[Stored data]
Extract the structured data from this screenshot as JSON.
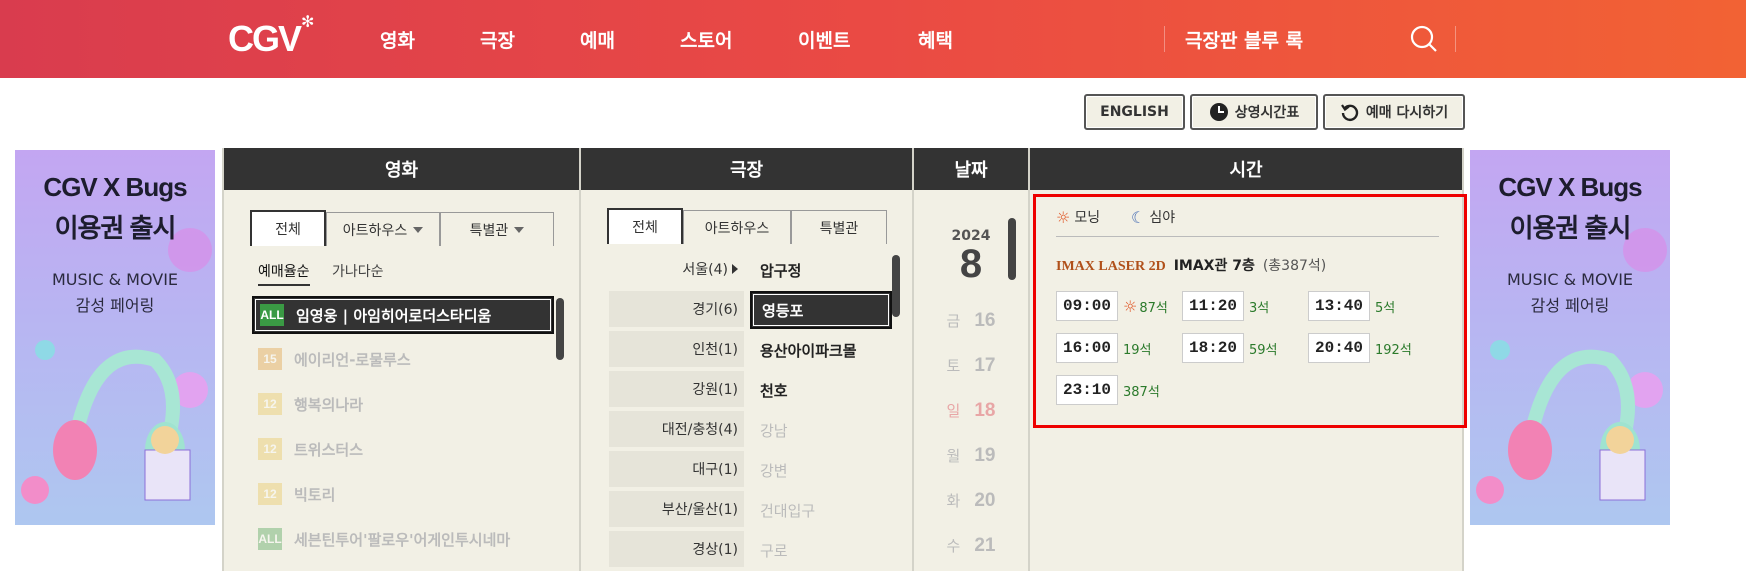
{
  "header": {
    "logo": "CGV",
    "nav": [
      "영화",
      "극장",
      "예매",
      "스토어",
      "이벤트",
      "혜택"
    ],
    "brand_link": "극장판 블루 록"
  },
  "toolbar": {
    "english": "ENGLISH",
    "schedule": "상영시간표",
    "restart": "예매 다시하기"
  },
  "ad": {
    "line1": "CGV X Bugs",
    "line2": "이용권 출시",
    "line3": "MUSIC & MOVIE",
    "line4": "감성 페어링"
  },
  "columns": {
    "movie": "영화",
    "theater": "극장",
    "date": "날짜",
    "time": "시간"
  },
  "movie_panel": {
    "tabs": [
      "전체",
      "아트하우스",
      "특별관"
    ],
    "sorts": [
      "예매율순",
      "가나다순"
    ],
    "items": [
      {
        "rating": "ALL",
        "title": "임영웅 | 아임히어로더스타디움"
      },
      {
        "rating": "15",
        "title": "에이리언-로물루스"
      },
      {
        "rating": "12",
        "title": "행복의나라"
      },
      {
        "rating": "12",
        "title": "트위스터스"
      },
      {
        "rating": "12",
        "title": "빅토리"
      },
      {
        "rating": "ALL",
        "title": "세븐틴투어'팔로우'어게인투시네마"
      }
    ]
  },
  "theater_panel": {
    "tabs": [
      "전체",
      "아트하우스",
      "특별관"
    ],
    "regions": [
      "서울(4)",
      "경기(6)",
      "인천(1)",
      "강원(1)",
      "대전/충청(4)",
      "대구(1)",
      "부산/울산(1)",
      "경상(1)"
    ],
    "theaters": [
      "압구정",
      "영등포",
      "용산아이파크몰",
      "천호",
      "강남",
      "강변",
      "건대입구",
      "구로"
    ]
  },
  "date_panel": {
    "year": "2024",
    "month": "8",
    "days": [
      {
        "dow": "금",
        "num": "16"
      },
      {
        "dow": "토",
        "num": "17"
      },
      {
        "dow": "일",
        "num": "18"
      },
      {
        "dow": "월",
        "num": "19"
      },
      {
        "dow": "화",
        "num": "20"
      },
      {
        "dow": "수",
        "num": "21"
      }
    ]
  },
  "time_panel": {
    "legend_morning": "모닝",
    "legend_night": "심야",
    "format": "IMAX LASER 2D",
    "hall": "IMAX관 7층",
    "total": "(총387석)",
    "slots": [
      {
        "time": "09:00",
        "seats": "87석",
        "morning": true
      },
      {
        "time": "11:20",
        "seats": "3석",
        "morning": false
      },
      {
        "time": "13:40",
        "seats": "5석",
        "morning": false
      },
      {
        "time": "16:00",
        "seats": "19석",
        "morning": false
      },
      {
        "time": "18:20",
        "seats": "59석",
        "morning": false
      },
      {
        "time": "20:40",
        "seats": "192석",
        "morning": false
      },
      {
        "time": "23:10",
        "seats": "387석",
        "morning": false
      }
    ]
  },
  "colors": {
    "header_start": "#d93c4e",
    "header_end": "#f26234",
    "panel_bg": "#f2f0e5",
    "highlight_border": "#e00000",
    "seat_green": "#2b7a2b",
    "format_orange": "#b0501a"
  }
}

---

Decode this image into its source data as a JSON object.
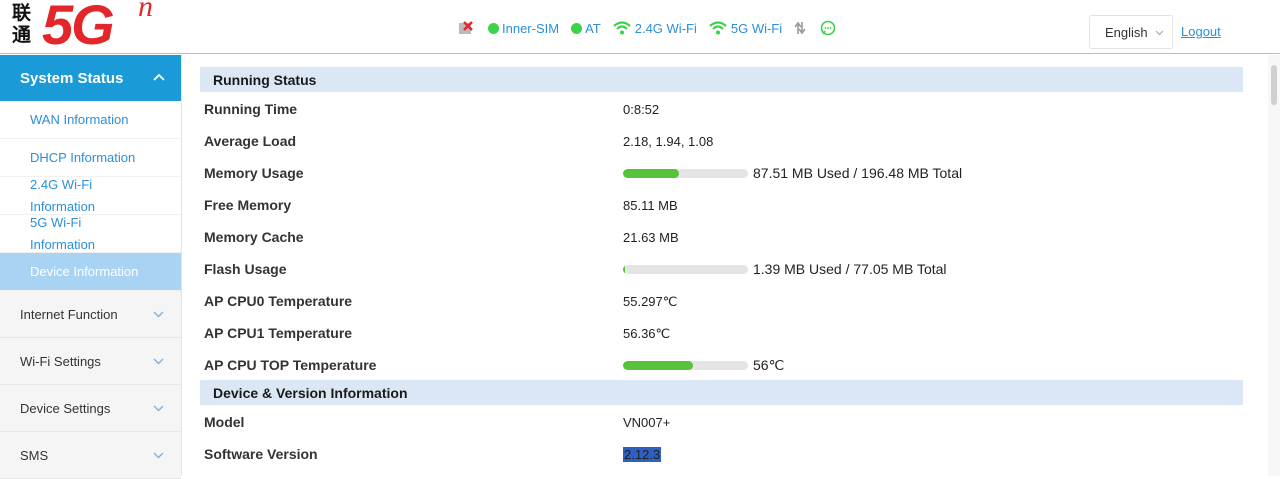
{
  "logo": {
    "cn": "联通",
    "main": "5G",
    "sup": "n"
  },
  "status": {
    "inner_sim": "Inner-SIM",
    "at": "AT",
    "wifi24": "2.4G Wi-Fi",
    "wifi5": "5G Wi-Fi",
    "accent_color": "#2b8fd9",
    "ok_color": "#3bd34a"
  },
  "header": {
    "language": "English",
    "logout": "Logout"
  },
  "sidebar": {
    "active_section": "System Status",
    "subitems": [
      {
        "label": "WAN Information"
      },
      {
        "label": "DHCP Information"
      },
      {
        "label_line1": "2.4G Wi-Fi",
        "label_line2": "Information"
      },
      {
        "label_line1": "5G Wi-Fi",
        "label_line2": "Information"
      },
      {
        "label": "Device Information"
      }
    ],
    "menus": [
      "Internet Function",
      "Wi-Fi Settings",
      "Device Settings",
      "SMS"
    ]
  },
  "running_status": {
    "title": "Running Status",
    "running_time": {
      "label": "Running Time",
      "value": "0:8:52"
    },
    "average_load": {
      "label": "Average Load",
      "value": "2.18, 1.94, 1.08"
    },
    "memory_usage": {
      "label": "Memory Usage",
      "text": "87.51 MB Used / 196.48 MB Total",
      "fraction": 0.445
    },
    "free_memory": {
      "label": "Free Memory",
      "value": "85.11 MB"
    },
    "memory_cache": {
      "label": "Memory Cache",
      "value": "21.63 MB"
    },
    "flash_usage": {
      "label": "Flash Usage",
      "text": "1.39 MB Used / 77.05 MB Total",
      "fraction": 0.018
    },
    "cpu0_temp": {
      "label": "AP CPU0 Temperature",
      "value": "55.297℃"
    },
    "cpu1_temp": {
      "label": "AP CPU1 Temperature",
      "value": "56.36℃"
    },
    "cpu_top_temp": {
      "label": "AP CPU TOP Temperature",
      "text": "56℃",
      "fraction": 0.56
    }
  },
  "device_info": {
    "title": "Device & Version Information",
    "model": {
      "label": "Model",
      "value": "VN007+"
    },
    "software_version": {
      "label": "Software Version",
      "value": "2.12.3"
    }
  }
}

* * *

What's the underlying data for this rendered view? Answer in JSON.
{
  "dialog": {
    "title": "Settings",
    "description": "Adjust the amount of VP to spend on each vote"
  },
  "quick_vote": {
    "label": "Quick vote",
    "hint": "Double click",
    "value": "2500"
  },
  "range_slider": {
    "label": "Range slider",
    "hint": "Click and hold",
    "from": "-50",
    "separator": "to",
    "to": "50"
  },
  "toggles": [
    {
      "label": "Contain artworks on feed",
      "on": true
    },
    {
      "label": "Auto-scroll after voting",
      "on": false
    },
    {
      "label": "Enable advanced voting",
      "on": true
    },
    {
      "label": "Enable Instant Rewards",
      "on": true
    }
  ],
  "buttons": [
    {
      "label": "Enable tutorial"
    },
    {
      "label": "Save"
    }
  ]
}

• What to work on: Which lines in the records above contain the string "JSON"? Copy each one.

• Written answer:
Extract the structured data from this screenshot as JSON.
Decode this image into its source data as a JSON object.
What's the underlying data for this rendered view? Answer in JSON.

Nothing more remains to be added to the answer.